#### INSTRUCTION
The records below are split into lines. How many of those lines contain the string "frac"? Reply with the number only.

#### SUPPLIED DATA
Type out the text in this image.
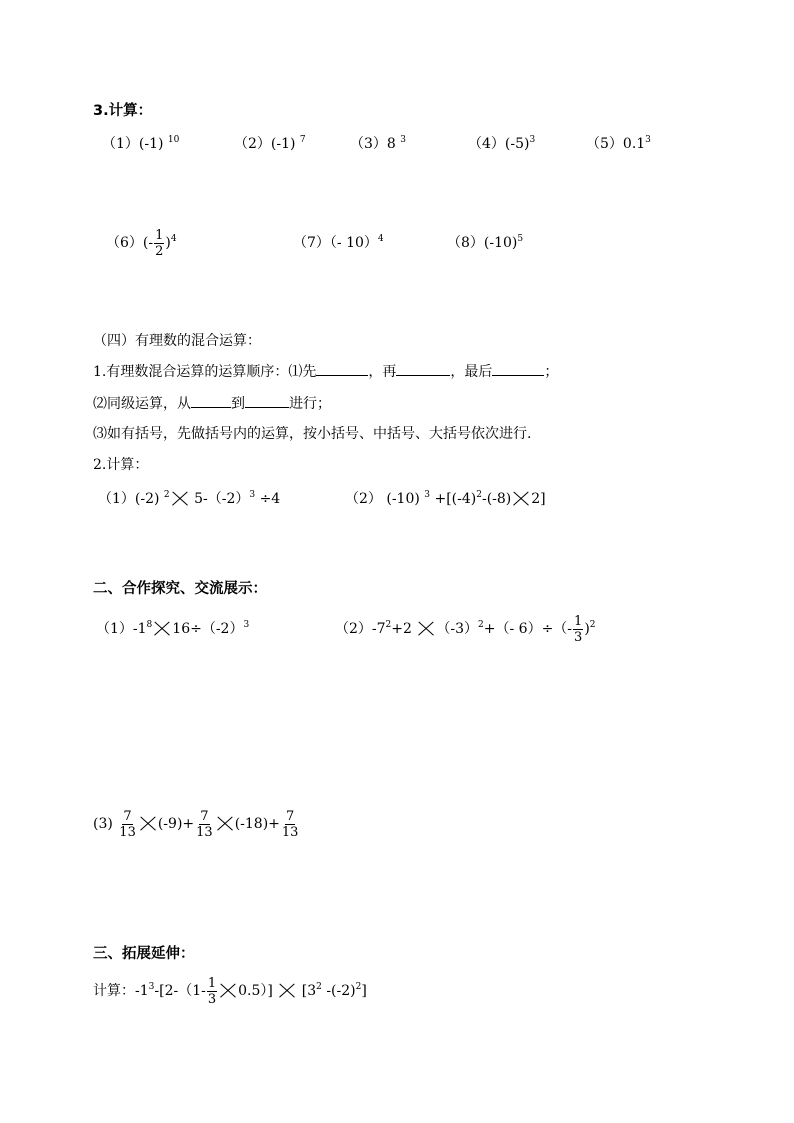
3.计算：
（1）(-1) $^{10}$	（2）(-1) $^7$	（3）8 $^3$	$(4)(-5)^3$	$(5)0.1^3$
$(6)(- \frac{1}{2} )^4$	（7）（- 10）$^4$	$(8)(-10)^5$
（四）有理数的混合运算：
1.有理数混合运算的运算顺序：⑴先	，再	，最后	；
⑵同级运算，从	到	进行；
⑶如有括号，先做括号内的运算，按小括号、中括号、大括号依次进行.
2.计算：
（1）(-2) $^2$ $5-(-2)^3 \div 4$	（2） (-10) $^3 +[(-4)^2-(-8)$ 2]
二、合作探究、交流展示：
$(1)-1^8$ $16\div(-2)^3$	$(2)-7^2+2$ $(-3)^2+(-$ $6)\div(- \frac{1}{3} )^2$
$(3) \frac{7}{13} (-9)+ \frac{7}{13} (-18)+ \frac{7}{13}$
三、拓展延伸：
计算：$-1^3-[2-(1- \frac{1}{3} 0.5)]$ [$3^2$ $-(-2)^2$]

#### FULL OUTPUT
4